##### Supplied information
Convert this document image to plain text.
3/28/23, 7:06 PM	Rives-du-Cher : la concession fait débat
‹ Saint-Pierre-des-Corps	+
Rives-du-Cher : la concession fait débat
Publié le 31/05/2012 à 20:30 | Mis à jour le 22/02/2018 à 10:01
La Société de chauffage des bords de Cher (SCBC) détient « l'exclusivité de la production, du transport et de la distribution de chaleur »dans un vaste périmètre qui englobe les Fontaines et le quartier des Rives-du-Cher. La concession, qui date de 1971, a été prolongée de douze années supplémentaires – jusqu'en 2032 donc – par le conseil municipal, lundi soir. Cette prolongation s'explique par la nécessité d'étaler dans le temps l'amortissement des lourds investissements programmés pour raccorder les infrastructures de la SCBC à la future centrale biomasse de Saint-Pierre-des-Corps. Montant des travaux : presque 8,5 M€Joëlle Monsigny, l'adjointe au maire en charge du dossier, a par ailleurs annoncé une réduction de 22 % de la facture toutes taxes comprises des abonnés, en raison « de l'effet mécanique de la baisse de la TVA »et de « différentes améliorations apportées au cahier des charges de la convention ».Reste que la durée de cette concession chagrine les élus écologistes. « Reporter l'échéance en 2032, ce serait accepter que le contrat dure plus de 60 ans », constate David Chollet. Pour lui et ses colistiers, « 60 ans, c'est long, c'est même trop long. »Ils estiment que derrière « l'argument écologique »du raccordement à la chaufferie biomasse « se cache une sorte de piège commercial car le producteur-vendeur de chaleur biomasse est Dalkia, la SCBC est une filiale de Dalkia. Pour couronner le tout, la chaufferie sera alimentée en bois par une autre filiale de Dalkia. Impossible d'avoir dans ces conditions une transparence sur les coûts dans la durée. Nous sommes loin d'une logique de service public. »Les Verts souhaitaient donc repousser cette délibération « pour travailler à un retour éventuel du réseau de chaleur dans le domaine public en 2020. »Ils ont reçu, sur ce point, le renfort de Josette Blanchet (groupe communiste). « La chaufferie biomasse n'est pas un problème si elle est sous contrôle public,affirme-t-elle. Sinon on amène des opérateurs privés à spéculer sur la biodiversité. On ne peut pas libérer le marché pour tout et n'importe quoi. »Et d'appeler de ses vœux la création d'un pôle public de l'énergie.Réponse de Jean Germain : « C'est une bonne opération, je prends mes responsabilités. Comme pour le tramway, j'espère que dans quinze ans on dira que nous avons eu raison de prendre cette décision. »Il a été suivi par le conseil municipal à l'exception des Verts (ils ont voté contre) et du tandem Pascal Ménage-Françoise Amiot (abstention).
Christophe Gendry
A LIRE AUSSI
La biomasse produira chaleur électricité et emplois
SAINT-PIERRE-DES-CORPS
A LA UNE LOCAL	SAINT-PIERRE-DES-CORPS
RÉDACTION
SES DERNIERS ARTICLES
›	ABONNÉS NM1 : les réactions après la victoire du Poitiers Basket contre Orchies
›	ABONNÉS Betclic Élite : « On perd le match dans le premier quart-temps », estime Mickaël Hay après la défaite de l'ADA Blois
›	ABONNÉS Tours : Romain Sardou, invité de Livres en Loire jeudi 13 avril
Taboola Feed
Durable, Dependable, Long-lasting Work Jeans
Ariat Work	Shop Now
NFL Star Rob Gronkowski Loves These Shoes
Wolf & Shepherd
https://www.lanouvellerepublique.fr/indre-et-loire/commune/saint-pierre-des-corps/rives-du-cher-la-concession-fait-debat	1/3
##########
**Problem details**
Can you reproduce all the material exactly?

**Response**
Convert this document image to plain text.
3/28/23, 7:06 PM	Rives-du-Cher : la concession fait débat
‹ Saint-Pierre-des-Corps	+
Rives-du-Cher : la concession fait débat
Publié le 31/05/2012 à 20:30 | Mis à jour le 22/02/2018 à 10:01
La Société de chauffage des bords de Cher (SCBC) détient « l'exclusivité de la production, du transport et de la distribution de chaleur »dans un vaste périmètre qui englobe les Fontaines et le quartier des Rives-du-Cher. La concession, qui date de 1971, a été prolongée de douze années supplémentaires – jusqu'en 2032 donc – par le conseil municipal, lundi soir. Cette prolongation s'explique par la nécessité d'étaler dans le temps l'amortissement des lourds investissements programmés pour raccorder les infrastructures de la SCBC à la future centrale biomasse de Saint-Pierre-des-Corps. Montant des travaux : presque 8,5 M€Joëlle Monsigny, l'adjointe au maire en charge du dossier, a par ailleurs annoncé une réduction de 22 % de la facture toutes taxes comprises des abonnés, en raison « de l'effet mécanique de la baisse de la TVA »et de « différentes améliorations apportées au cahier des charges de la convention ».Reste que la durée de cette concession chagrine les élus écologistes. « Reporter l'échéance en 2032, ce serait accepter que le contrat dure plus de 60 ans », constate David Chollet. Pour lui et ses colistiers, « 60 ans, c'est long, c'est même trop long. »Ils estiment que derrière « l'argument écologique »du raccordement à la chaufferie biomasse « se cache une sorte de piège commercial car le producteur-vendeur de chaleur biomasse est Dalkia, la SCBC est une filiale de Dalkia. Pour couronner le tout, la chaufferie sera alimentée en bois par une autre filiale de Dalkia. Impossible d'avoir dans ces conditions une transparence sur les coûts dans la durée. Nous sommes loin d'une logique de service public. »Les Verts souhaitaient donc repousser cette délibération « pour travailler à un retour éventuel du réseau de chaleur dans le domaine public en 2020. »Ils ont reçu, sur ce point, le renfort de Josette Blanchet (groupe communiste). « La chaufferie biomasse n'est pas un problème si elle est sous contrôle public,affirme-t-elle. Sinon on amène des opérateurs privés à spéculer sur la biodiversité. On ne peut pas libérer le marché pour tout et n'importe quoi. »Et d'appeler de ses vœux la création d'un pôle public de l'énergie.Réponse de Jean Germain : « C'est une bonne opération, je prends mes responsabilités. Comme pour le tramway, j'espère que dans quinze ans on dira que nous avons eu raison de prendre cette décision. »Il a été suivi par le conseil municipal à l'exception des Verts (ils ont voté contre) et du tandem Pascal Ménage-Françoise Amiot (abstention).
Christophe Gendry
A LIRE AUSSI
La biomasse produira chaleur électricité et emplois
SAINT-PIERRE-DES-CORPS
A LA UNE LOCAL	SAINT-PIERRE-DES-CORPS
RÉDACTION
SES DERNIERS ARTICLES
›	ABONNÉS NM1 : les réactions après la victoire du Poitiers Basket contre Orchies
›	ABONNÉS Betclic Élite : « On perd le match dans le premier quart-temps », estime Mickaël Hay après la défaite de l'ADA Blois
›	ABONNÉS Tours : Romain Sardou, invité de Livres en Loire jeudi 13 avril
Taboola Feed
Durable, Dependable, Long-lasting Work Jeans
Ariat Work	Shop Now
NFL Star Rob Gronkowski Loves These Shoes
Wolf & Shepherd
https://www.lanouvellerepublique.fr/indre-et-loire/commune/saint-pierre-des-corps/rives-du-cher-la-concession-fait-debat	1/3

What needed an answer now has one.